**AIM OF THE EXERCISE**
Please return the full listing below without altering anything.
--- Start of RAW RECORDS ---
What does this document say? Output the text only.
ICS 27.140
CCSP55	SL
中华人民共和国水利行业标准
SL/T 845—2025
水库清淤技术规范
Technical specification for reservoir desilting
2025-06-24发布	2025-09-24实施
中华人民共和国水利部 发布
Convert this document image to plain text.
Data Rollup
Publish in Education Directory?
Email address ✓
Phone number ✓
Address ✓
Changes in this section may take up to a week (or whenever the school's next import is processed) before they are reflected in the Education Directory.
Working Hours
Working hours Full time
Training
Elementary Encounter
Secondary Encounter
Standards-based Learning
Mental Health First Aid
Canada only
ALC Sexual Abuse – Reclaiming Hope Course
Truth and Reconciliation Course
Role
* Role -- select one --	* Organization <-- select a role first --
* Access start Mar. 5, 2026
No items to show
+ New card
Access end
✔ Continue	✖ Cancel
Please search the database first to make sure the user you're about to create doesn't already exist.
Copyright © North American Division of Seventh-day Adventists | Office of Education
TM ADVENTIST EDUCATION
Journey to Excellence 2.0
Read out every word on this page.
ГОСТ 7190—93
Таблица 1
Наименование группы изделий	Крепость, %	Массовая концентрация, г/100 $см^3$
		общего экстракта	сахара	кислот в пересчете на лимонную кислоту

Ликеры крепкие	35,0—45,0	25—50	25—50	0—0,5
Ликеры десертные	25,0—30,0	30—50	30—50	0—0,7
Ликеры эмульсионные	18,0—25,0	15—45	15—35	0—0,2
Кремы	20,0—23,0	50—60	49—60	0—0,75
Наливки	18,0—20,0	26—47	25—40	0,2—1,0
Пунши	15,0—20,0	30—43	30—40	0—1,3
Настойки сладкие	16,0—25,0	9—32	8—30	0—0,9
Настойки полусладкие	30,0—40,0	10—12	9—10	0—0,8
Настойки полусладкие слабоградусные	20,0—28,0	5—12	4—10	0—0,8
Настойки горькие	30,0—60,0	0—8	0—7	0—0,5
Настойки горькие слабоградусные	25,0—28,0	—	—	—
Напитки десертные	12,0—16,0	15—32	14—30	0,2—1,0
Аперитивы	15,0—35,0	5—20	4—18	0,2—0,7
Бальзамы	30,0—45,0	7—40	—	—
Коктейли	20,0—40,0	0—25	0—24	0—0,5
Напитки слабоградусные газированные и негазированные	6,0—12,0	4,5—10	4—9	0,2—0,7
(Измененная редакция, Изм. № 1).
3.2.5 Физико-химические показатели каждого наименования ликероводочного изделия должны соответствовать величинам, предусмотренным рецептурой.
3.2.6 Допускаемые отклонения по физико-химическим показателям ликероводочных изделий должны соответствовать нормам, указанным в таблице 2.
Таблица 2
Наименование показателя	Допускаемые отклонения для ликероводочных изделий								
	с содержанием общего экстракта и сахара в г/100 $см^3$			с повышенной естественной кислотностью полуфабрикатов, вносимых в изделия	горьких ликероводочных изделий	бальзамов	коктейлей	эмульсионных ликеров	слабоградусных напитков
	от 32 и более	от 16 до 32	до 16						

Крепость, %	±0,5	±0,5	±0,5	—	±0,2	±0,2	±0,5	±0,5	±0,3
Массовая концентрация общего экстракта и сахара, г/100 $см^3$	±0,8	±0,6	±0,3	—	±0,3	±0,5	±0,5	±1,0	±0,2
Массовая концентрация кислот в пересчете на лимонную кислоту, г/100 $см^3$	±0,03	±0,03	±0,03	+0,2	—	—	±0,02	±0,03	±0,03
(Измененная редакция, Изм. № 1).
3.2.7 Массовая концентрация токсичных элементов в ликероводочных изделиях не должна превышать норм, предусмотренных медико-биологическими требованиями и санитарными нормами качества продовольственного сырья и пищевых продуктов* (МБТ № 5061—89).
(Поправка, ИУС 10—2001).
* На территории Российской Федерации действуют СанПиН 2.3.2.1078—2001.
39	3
--- End of RAW RECORDS ---
**WRITTEN SOLUTION**
What does this document say? Output the text only.
ICS 27.140
CCSP55	SL
中华人民共和国水利行业标准
SL/T 845—2025
水库清淤技术规范
Technical specification for reservoir desilting
2025-06-24发布	2025-09-24实施
中华人民共和国水利部 发布
Convert this document image to plain text.
Data Rollup
Publish in Education Directory?
Email address ✓
Phone number ✓
Address ✓
Changes in this section may take up to a week (or whenever the school's next import is processed) before they are reflected in the Education Directory.
Working Hours
Working hours Full time
Training
Elementary Encounter
Secondary Encounter
Standards-based Learning
Mental Health First Aid
Canada only
ALC Sexual Abuse – Reclaiming Hope Course
Truth and Reconciliation Course
Role
* Role -- select one --	* Organization <-- select a role first --
* Access start Mar. 5, 2026
No items to show
+ New card
Access end
✔ Continue	✖ Cancel
Please search the database first to make sure the user you're about to create doesn't already exist.
Copyright © North American Division of Seventh-day Adventists | Office of Education
TM ADVENTIST EDUCATION
Journey to Excellence 2.0
Read out every word on this page.
ГОСТ 7190—93
Таблица 1
Наименование группы изделий	Крепость, %	Массовая концентрация, г/100 $см^3$
		общего экстракта	сахара	кислот в пересчете на лимонную кислоту

Ликеры крепкие	35,0—45,0	25—50	25—50	0—0,5
Ликеры десертные	25,0—30,0	30—50	30—50	0—0,7
Ликеры эмульсионные	18,0—25,0	15—45	15—35	0—0,2
Кремы	20,0—23,0	50—60	49—60	0—0,75
Наливки	18,0—20,0	26—47	25—40	0,2—1,0
Пунши	15,0—20,0	30—43	30—40	0—1,3
Настойки сладкие	16,0—25,0	9—32	8—30	0—0,9
Настойки полусладкие	30,0—40,0	10—12	9—10	0—0,8
Настойки полусладкие слабоградусные	20,0—28,0	5—12	4—10	0—0,8
Настойки горькие	30,0—60,0	0—8	0—7	0—0,5
Настойки горькие слабоградусные	25,0—28,0	—	—	—
Напитки десертные	12,0—16,0	15—32	14—30	0,2—1,0
Аперитивы	15,0—35,0	5—20	4—18	0,2—0,7
Бальзамы	30,0—45,0	7—40	—	—
Коктейли	20,0—40,0	0—25	0—24	0—0,5
Напитки слабоградусные газированные и негазированные	6,0—12,0	4,5—10	4—9	0,2—0,7
(Измененная редакция, Изм. № 1).
3.2.5 Физико-химические показатели каждого наименования ликероводочного изделия должны соответствовать величинам, предусмотренным рецептурой.
3.2.6 Допускаемые отклонения по физико-химическим показателям ликероводочных изделий должны соответствовать нормам, указанным в таблице 2.
Таблица 2
Наименование показателя	Допускаемые отклонения для ликероводочных изделий								
	с содержанием общего экстракта и сахара в г/100 $см^3$			с повышенной естественной кислотностью полуфабрикатов, вносимых в изделия	горьких ликероводочных изделий	бальзамов	коктейлей	эмульсионных ликеров	слабоградусных напитков
	от 32 и более	от 16 до 32	до 16						

Крепость, %	±0,5	±0,5	±0,5	—	±0,2	±0,2	±0,5	±0,5	±0,3
Массовая концентрация общего экстракта и сахара, г/100 $см^3$	±0,8	±0,6	±0,3	—	±0,3	±0,5	±0,5	±1,0	±0,2
Массовая концентрация кислот в пересчете на лимонную кислоту, г/100 $см^3$	±0,03	±0,03	±0,03	+0,2	—	—	±0,02	±0,03	±0,03
(Измененная редакция, Изм. № 1).
3.2.7 Массовая концентрация токсичных элементов в ликероводочных изделиях не должна превышать норм, предусмотренных медико-биологическими требованиями и санитарными нормами качества продовольственного сырья и пищевых продуктов* (МБТ № 5061—89).
(Поправка, ИУС 10—2001).
* На территории Российской Федерации действуют СанПиН 2.3.2.1078—2001.
39	3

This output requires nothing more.